Upacara Yadnya Kasada di Gunung Bromo Pukau Dunia
Striking Images Show Indonesian Villagers Throw Offerings to the Gods
Editor : Ismail Gani
Translator : Novita Cahyadi
RATUSAN warga Bromo Indonesia yang menganut Hindu Tengger di Gunung Bromo setiap tahun menggelar upacara keagamaan, Yadnya Kasada kerap berlangsung selam satu bulan dan pada hari ke-14 warga Tengger memberikan sesajen kepada para dewa.
Sesajen tersebut berupa hewan ternak, sayur-sayuran, buah, uang dan barang berharga lainnya dilemparkan ke kawah gunung berapi yang masih aktif pada Kamis (21/7).
Upacara dimulai pada abad ke-15 ketika putri raja meminta kepada para dewa yang berada di gunung tersebut untuk memberinya anak, dan dikabulkan dewa dengan memberi 24 anak.
Sang putri kemudian mendapat titah dari para dewa bahwa anak terakhirnya, nomor 25, harus dipersembahkan sebagai persembahan kepada dewa dan dibuang ke dalam gunung berapi.
Meskipun pengorbanan manusia sudah tidak lagi ada, warga Tengger menggantinya dengan sesajen untuk mendapat berkah dari para dewa khususnya melimpahnya hasil pertanian.
Gumpalan asap tebal berwarna kelabu dari sisa-sisa letusan dari Gunung Bromo di Probolinggo, Jawa Timur, menjadi pertanda bagi warga Tengger mempersiapkan upacara Yadnya Kasada, yang digelar setiap tahun.
Ratusan orang berbekal jaring bertongkat menuju kawah gunung berapi aktif untuk menunjukkan rasa terima kasih mereka kepada para dewa atas hasil panen yang baik dan berkah yang akan mereka terima untuk tahun ini.
^^^^^^^^
• [Persyaratan Tugas]
- A) Tentukan apakah setiap pernyataan berikut sesuai dengan teks tentang upacara Yadnya Kasada, lalu jawab ya atau tidak disertai kutipan persis dari teks yang menjadi dasarnya: (i) Upacara Yadnya Kasada dimulai pada abad ke-15. (ii) Para dewa memberi putri raja 25 anak. (iii) Sesajen dilemparkan ke kawah gunung berapi yang masih aktif.
- B) Cetak ulang tanpa perubahan baris-baris catatan dari awal catatan sampai baris yang memuat "key-label: n: [328, 664, 344, 695]", termasuk baris tersebut.

• [Catatan yang Disediakan]
^^^^^^^^
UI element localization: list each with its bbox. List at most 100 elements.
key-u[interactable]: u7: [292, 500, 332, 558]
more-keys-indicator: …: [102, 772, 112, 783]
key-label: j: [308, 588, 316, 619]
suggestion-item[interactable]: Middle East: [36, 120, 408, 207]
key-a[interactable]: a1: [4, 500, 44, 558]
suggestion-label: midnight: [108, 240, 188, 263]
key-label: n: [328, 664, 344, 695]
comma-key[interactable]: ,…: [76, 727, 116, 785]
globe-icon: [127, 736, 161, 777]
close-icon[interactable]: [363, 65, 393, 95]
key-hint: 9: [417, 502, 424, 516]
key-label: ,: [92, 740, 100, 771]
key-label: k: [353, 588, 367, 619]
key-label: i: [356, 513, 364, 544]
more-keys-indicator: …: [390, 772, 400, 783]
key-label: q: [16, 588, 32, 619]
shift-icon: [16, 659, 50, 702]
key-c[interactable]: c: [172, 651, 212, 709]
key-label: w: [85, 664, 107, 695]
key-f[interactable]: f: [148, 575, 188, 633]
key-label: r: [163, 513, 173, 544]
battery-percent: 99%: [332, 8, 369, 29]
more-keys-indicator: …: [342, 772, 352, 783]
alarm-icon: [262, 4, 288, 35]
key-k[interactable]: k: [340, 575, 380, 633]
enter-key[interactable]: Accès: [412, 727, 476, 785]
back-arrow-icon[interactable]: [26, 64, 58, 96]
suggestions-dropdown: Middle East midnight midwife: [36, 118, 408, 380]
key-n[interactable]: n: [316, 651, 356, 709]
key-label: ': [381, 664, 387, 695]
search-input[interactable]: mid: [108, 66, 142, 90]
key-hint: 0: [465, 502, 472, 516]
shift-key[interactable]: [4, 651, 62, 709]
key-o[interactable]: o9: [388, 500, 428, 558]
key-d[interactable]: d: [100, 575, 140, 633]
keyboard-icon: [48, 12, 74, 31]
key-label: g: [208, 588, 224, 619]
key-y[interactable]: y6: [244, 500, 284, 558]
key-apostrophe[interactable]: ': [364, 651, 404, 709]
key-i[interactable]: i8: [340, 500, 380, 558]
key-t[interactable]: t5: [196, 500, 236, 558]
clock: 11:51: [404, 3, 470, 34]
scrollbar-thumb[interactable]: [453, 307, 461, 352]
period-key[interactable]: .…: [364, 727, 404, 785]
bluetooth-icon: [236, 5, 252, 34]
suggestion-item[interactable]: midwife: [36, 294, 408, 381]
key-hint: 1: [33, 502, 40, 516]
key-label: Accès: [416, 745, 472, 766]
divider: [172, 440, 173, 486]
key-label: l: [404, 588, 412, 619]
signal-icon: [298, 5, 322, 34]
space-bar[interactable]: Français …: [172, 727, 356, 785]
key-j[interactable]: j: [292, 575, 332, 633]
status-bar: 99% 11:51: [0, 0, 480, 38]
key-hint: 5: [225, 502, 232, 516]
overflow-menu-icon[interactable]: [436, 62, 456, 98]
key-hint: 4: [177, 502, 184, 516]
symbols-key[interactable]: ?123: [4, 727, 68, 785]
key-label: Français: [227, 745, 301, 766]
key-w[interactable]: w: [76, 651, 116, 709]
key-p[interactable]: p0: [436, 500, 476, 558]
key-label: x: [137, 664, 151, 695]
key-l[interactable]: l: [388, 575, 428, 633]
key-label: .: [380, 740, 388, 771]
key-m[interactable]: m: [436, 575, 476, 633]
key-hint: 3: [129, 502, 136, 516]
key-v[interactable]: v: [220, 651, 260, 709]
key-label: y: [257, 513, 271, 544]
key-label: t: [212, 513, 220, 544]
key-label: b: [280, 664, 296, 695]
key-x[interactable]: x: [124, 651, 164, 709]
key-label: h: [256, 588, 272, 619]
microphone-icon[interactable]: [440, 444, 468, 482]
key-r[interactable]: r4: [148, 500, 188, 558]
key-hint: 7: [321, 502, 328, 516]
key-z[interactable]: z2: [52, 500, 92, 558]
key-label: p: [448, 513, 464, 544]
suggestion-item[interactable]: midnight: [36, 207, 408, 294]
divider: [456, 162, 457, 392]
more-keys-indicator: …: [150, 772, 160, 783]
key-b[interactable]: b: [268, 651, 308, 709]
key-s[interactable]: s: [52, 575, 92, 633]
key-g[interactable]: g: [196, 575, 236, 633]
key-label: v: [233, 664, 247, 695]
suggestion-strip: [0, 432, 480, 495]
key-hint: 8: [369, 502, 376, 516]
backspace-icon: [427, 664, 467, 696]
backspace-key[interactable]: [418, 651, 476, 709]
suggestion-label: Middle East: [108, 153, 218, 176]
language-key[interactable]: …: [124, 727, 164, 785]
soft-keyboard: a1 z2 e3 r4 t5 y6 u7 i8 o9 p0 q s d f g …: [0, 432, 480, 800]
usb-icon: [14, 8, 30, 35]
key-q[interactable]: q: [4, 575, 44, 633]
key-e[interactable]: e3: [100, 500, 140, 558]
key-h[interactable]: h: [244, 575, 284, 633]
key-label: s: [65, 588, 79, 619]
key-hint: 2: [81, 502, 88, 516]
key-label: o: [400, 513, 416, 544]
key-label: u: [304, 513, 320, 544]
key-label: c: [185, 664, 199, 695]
^^^^^^^^
• [Jawaban Tiap Tugas]
- A)
(i) Ya: "Upacara dimulai pada abad ke-15"
(ii) Tidak: "dikabulkan dewa dengan memberi 24 anak"
(iii) Ya: "dilemparkan ke kawah gunung berapi yang masih aktif"

- B)
UI element localization: list each with its bbox. List at most 100 elements.
key-u[interactable]: u7: [292, 500, 332, 558]
more-keys-indicator: …: [102, 772, 112, 783]
key-label: j: [308, 588, 316, 619]
suggestion-item[interactable]: Middle East: [36, 120, 408, 207]
key-a[interactable]: a1: [4, 500, 44, 558]
suggestion-label: midnight: [108, 240, 188, 263]
key-label: n: [328, 664, 344, 695]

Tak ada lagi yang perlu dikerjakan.